** begin Data **

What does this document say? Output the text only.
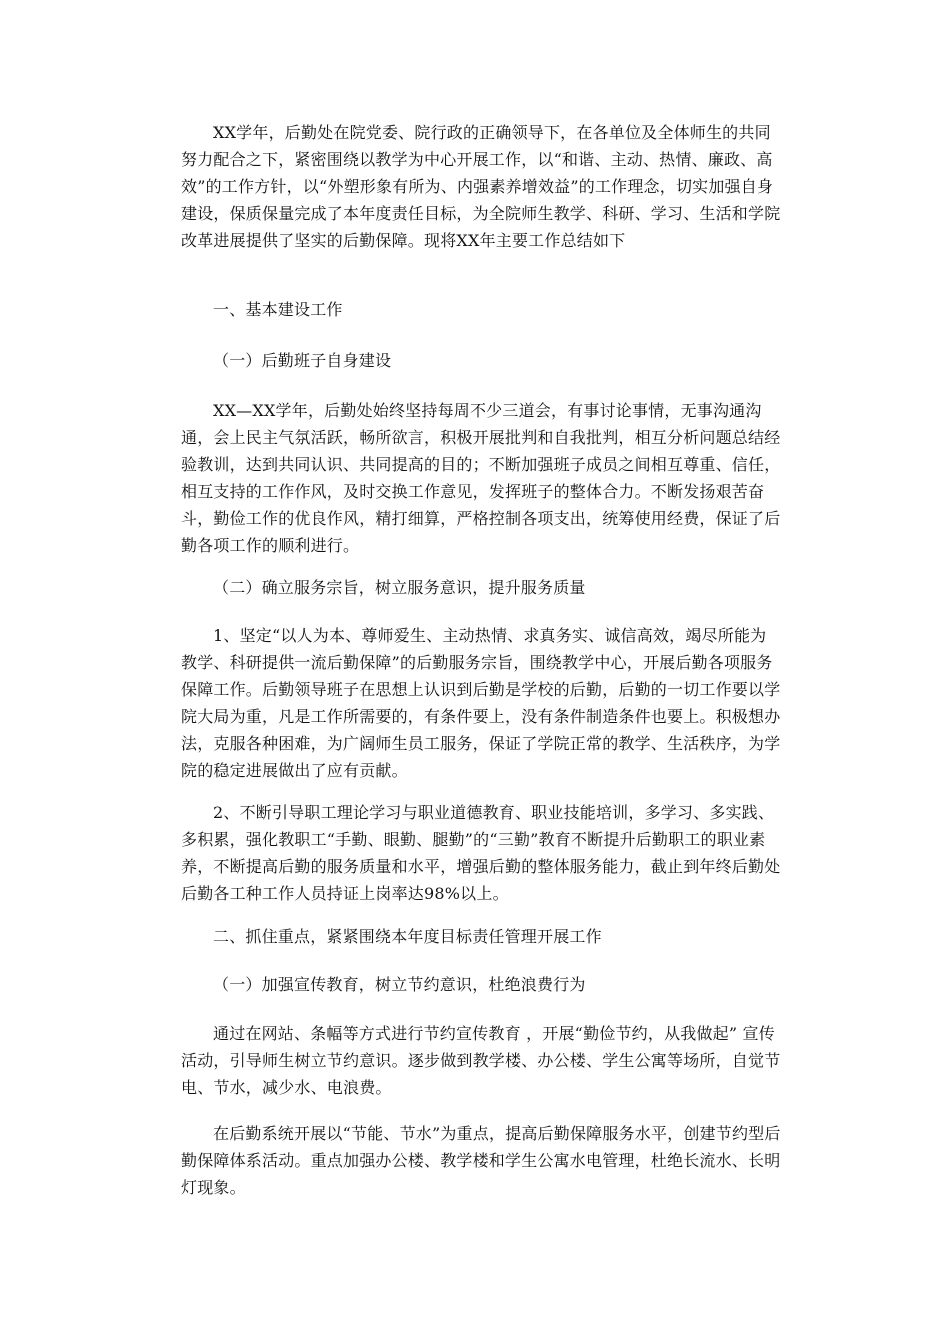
XX学年，后勤处在院党委、院行政的正确领导下，在各单位及全体师生的共同努力配合之下，紧密围绕以教学为中心开展工作，以“和谐、主动、热情、廉政、高效”的工作方针，以“外塑形象有所为、内强素养增效益”的工作理念，切实加强自身建设，保质保量完成了本年度责任目标，为全院师生教学、科研、学习、生活和学院改革进展提供了坚实的后勤保障。现将XX年主要工作总结如下
一、基本建设工作
（一）后勤班子自身建设
XX—XX学年，后勤处始终坚持每周不少三道会，有事讨论事情，无事沟通沟通，会上民主气氛活跃，畅所欲言，积极开展批判和自我批判，相互分析问题总结经验教训，达到共同认识、共同提高的目的；不断加强班子成员之间相互尊重、信任，相互支持的工作作风，及时交换工作意见，发挥班子的整体合力。不断发扬艰苦奋斗，勤俭工作的优良作风，精打细算，严格控制各项支出，统筹使用经费，保证了后勤各项工作的顺利进行。
（二）确立服务宗旨，树立服务意识，提升服务质量
1、坚定“以人为本、尊师爱生、主动热情、求真务实、诚信高效，竭尽所能为教学、科研提供一流后勤保障”的后勤服务宗旨，围绕教学中心，开展后勤各项服务保障工作。后勤领导班子在思想上认识到后勤是学校的后勤，后勤的一切工作要以学院大局为重，凡是工作所需要的，有条件要上，没有条件制造条件也要上。积极想办法，克服各种困难，为广阔师生员工服务，保证了学院正常的教学、生活秩序，为学院的稳定进展做出了应有贡献。
2、不断引导职工理论学习与职业道德教育、职业技能培训，多学习、多实践、多积累，强化教职工“手勤、眼勤、腿勤”的“三勤”教育不断提升后勤职工的职业素养，不断提高后勤的服务质量和水平，增强后勤的整体服务能力，截止到年终后勤处后勤各工种工作人员持证上岗率达98%以上。
二、抓住重点，紧紧围绕本年度目标责任管理开展工作
（一）加强宣传教育，树立节约意识，杜绝浪费行为
通过在网站、条幅等方式进行节约宣传教育 ，开展“勤俭节约，从我做起” 宣传活动，引导师生树立节约意识。逐步做到教学楼、办公楼、学生公寓等场所，自觉节电、节水，减少水、电浪费。
在后勤系统开展以“节能、节水”为重点，提高后勤保障服务水平，创建节约型后勤保障体系活动。重点加强办公楼、教学楼和学生公寓水电管理，杜绝长流水、长明灯现象。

** end Data **

■ Direction:
Make an exact reproduction of the listing above, without any pictures.

■ Expected answer:
What does this document say? Output the text only.
XX学年，后勤处在院党委、院行政的正确领导下，在各单位及全体师生的共同努力配合之下，紧密围绕以教学为中心开展工作，以“和谐、主动、热情、廉政、高效”的工作方针，以“外塑形象有所为、内强素养增效益”的工作理念，切实加强自身建设，保质保量完成了本年度责任目标，为全院师生教学、科研、学习、生活和学院改革进展提供了坚实的后勤保障。现将XX年主要工作总结如下
一、基本建设工作
（一）后勤班子自身建设
XX—XX学年，后勤处始终坚持每周不少三道会，有事讨论事情，无事沟通沟通，会上民主气氛活跃，畅所欲言，积极开展批判和自我批判，相互分析问题总结经验教训，达到共同认识、共同提高的目的；不断加强班子成员之间相互尊重、信任，相互支持的工作作风，及时交换工作意见，发挥班子的整体合力。不断发扬艰苦奋斗，勤俭工作的优良作风，精打细算，严格控制各项支出，统筹使用经费，保证了后勤各项工作的顺利进行。
（二）确立服务宗旨，树立服务意识，提升服务质量
1、坚定“以人为本、尊师爱生、主动热情、求真务实、诚信高效，竭尽所能为教学、科研提供一流后勤保障”的后勤服务宗旨，围绕教学中心，开展后勤各项服务保障工作。后勤领导班子在思想上认识到后勤是学校的后勤，后勤的一切工作要以学院大局为重，凡是工作所需要的，有条件要上，没有条件制造条件也要上。积极想办法，克服各种困难，为广阔师生员工服务，保证了学院正常的教学、生活秩序，为学院的稳定进展做出了应有贡献。
2、不断引导职工理论学习与职业道德教育、职业技能培训，多学习、多实践、多积累，强化教职工“手勤、眼勤、腿勤”的“三勤”教育不断提升后勤职工的职业素养，不断提高后勤的服务质量和水平，增强后勤的整体服务能力，截止到年终后勤处后勤各工种工作人员持证上岗率达98%以上。
二、抓住重点，紧紧围绕本年度目标责任管理开展工作
（一）加强宣传教育，树立节约意识，杜绝浪费行为
通过在网站、条幅等方式进行节约宣传教育 ，开展“勤俭节约，从我做起” 宣传活动，引导师生树立节约意识。逐步做到教学楼、办公楼、学生公寓等场所，自觉节电、节水，减少水、电浪费。
在后勤系统开展以“节能、节水”为重点，提高后勤保障服务水平，创建节约型后勤保障体系活动。重点加强办公楼、教学楼和学生公寓水电管理，杜绝长流水、长明灯现象。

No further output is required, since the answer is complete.